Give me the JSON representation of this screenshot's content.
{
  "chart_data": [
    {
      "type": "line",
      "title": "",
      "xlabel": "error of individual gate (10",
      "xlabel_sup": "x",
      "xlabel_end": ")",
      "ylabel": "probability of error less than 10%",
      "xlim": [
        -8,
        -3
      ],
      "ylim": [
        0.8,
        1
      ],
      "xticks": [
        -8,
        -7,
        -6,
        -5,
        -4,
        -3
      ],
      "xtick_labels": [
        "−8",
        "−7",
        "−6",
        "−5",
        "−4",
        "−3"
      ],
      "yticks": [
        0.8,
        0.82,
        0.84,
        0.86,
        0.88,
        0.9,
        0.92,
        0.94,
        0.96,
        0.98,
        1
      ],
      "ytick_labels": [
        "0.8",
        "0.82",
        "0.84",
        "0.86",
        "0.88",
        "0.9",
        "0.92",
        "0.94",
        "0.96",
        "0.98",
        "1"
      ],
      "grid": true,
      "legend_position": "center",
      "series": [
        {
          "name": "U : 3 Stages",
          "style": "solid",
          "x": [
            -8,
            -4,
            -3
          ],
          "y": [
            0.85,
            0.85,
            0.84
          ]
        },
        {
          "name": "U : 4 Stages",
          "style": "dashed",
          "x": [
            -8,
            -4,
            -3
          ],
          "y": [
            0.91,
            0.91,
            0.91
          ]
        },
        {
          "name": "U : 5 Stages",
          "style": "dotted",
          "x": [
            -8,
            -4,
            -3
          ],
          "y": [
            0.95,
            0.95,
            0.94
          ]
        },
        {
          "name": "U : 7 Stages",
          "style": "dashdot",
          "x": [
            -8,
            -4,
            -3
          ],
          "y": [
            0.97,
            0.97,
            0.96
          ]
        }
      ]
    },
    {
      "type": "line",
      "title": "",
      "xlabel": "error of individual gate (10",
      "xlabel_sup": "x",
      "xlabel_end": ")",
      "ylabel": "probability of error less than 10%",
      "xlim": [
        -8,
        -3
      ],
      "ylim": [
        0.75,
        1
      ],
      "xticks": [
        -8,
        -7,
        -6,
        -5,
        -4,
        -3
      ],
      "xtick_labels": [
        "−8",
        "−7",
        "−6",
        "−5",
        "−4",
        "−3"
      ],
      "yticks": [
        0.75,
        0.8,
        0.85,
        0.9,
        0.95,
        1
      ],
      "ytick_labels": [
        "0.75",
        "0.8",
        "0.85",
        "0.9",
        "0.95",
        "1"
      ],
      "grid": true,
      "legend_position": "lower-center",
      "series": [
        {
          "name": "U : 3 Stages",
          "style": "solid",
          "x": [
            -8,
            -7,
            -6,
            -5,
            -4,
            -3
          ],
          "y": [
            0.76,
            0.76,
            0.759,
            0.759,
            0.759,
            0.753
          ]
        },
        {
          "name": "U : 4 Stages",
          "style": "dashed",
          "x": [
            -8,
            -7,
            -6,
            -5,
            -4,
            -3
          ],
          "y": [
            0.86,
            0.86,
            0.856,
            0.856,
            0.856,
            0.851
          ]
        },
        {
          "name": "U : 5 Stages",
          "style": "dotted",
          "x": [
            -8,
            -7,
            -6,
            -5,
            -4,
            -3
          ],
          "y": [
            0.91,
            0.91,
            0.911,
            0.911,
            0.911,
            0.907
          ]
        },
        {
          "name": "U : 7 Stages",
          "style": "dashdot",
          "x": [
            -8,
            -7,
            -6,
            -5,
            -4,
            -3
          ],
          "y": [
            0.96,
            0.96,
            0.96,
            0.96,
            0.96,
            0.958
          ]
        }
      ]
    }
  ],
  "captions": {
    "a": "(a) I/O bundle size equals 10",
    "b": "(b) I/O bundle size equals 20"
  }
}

**WHAT TO PRODUCE**
Print all the data exactly.

**WRITTEN RESPONSE**
Give me the JSON representation of this screenshot's content.
{
  "chart_data": [
    {
      "type": "line",
      "title": "",
      "xlabel": "error of individual gate (10",
      "xlabel_sup": "x",
      "xlabel_end": ")",
      "ylabel": "probability of error less than 10%",
      "xlim": [
        -8,
        -3
      ],
      "ylim": [
        0.8,
        1
      ],
      "xticks": [
        -8,
        -7,
        -6,
        -5,
        -4,
        -3
      ],
      "xtick_labels": [
        "−8",
        "−7",
        "−6",
        "−5",
        "−4",
        "−3"
      ],
      "yticks": [
        0.8,
        0.82,
        0.84,
        0.86,
        0.88,
        0.9,
        0.92,
        0.94,
        0.96,
        0.98,
        1
      ],
      "ytick_labels": [
        "0.8",
        "0.82",
        "0.84",
        "0.86",
        "0.88",
        "0.9",
        "0.92",
        "0.94",
        "0.96",
        "0.98",
        "1"
      ],
      "grid": true,
      "legend_position": "center",
      "series": [
        {
          "name": "U : 3 Stages",
          "style": "solid",
          "x": [
            -8,
            -4,
            -3
          ],
          "y": [
            0.85,
            0.85,
            0.84
          ]
        },
        {
          "name": "U : 4 Stages",
          "style": "dashed",
          "x": [
            -8,
            -4,
            -3
          ],
          "y": [
            0.91,
            0.91,
            0.91
          ]
        },
        {
          "name": "U : 5 Stages",
          "style": "dotted",
          "x": [
            -8,
            -4,
            -3
          ],
          "y": [
            0.95,
            0.95,
            0.94
          ]
        },
        {
          "name": "U : 7 Stages",
          "style": "dashdot",
          "x": [
            -8,
            -4,
            -3
          ],
          "y": [
            0.97,
            0.97,
            0.96
          ]
        }
      ]
    },
    {
      "type": "line",
      "title": "",
      "xlabel": "error of individual gate (10",
      "xlabel_sup": "x",
      "xlabel_end": ")",
      "ylabel": "probability of error less than 10%",
      "xlim": [
        -8,
        -3
      ],
      "ylim": [
        0.75,
        1
      ],
      "xticks": [
        -8,
        -7,
        -6,
        -5,
        -4,
        -3
      ],
      "xtick_labels": [
        "−8",
        "−7",
        "−6",
        "−5",
        "−4",
        "−3"
      ],
      "yticks": [
        0.75,
        0.8,
        0.85,
        0.9,
        0.95,
        1
      ],
      "ytick_labels": [
        "0.75",
        "0.8",
        "0.85",
        "0.9",
        "0.95",
        "1"
      ],
      "grid": true,
      "legend_position": "lower-center",
      "series": [
        {
          "name": "U : 3 Stages",
          "style": "solid",
          "x": [
            -8,
            -7,
            -6,
            -5,
            -4,
            -3
          ],
          "y": [
            0.76,
            0.76,
            0.759,
            0.759,
            0.759,
            0.753
          ]
        },
        {
          "name": "U : 4 Stages",
          "style": "dashed",
          "x": [
            -8,
            -7,
            -6,
            -5,
            -4,
            -3
          ],
          "y": [
            0.86,
            0.86,
            0.856,
            0.856,
            0.856,
            0.851
          ]
        },
        {
          "name": "U : 5 Stages",
          "style": "dotted",
          "x": [
            -8,
            -7,
            -6,
            -5,
            -4,
            -3
          ],
          "y": [
            0.91,
            0.91,
            0.911,
            0.911,
            0.911,
            0.907
          ]
        },
        {
          "name": "U : 7 Stages",
          "style": "dashdot",
          "x": [
            -8,
            -7,
            -6,
            -5,
            -4,
            -3
          ],
          "y": [
            0.96,
            0.96,
            0.96,
            0.96,
            0.96,
            0.958
          ]
        }
      ]
    }
  ],
  "captions": {
    "a": "(a) I/O bundle size equals 10",
    "b": "(b) I/O bundle size equals 20"
  }
}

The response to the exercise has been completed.